## What to work on
Return all lines with the word "Stationary" in them.

--

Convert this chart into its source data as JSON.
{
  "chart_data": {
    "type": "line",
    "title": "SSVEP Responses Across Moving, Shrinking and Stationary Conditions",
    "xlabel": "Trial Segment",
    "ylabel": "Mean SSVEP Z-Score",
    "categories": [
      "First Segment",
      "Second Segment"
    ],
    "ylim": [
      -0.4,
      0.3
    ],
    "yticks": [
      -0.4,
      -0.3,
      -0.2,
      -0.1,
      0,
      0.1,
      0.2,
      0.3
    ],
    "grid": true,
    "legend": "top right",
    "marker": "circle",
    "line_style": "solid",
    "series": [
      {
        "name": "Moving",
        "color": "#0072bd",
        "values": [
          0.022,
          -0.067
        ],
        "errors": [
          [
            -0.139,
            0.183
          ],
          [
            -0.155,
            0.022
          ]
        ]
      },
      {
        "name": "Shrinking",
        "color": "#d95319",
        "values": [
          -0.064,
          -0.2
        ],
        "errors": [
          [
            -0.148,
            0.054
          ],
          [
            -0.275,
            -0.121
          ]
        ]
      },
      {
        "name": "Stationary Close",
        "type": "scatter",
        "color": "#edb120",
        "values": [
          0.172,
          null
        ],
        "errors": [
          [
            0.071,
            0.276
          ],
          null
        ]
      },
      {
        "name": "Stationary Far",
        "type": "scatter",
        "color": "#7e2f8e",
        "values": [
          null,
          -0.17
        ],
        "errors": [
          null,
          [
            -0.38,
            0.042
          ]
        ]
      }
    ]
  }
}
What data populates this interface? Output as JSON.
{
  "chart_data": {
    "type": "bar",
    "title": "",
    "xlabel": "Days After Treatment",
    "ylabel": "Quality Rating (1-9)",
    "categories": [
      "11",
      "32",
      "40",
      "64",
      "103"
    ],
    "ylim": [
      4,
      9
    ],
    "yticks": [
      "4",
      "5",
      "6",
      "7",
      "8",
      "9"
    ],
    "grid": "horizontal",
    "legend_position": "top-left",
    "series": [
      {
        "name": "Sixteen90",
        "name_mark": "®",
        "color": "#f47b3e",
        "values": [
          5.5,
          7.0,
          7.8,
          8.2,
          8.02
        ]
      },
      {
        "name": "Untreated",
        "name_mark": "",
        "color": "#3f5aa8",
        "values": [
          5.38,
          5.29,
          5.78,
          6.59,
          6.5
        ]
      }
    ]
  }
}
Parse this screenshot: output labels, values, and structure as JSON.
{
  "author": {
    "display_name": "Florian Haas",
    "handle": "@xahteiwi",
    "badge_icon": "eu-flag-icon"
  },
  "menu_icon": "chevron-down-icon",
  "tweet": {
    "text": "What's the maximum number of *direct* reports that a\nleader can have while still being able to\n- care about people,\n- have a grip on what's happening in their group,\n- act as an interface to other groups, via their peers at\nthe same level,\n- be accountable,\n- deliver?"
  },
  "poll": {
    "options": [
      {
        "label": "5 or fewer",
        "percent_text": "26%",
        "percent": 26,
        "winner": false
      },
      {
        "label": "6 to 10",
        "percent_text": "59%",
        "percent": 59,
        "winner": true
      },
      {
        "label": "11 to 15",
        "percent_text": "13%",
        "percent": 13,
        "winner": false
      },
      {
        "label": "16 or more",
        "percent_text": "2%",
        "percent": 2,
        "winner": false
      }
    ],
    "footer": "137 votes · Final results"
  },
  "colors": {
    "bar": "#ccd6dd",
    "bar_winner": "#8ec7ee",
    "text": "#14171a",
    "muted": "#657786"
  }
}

--

## Output
    "title": "SSVEP Responses Across Moving, Shrinking and Stationary Conditions",
        "name": "Stationary Close",
        "name": "Stationary Far",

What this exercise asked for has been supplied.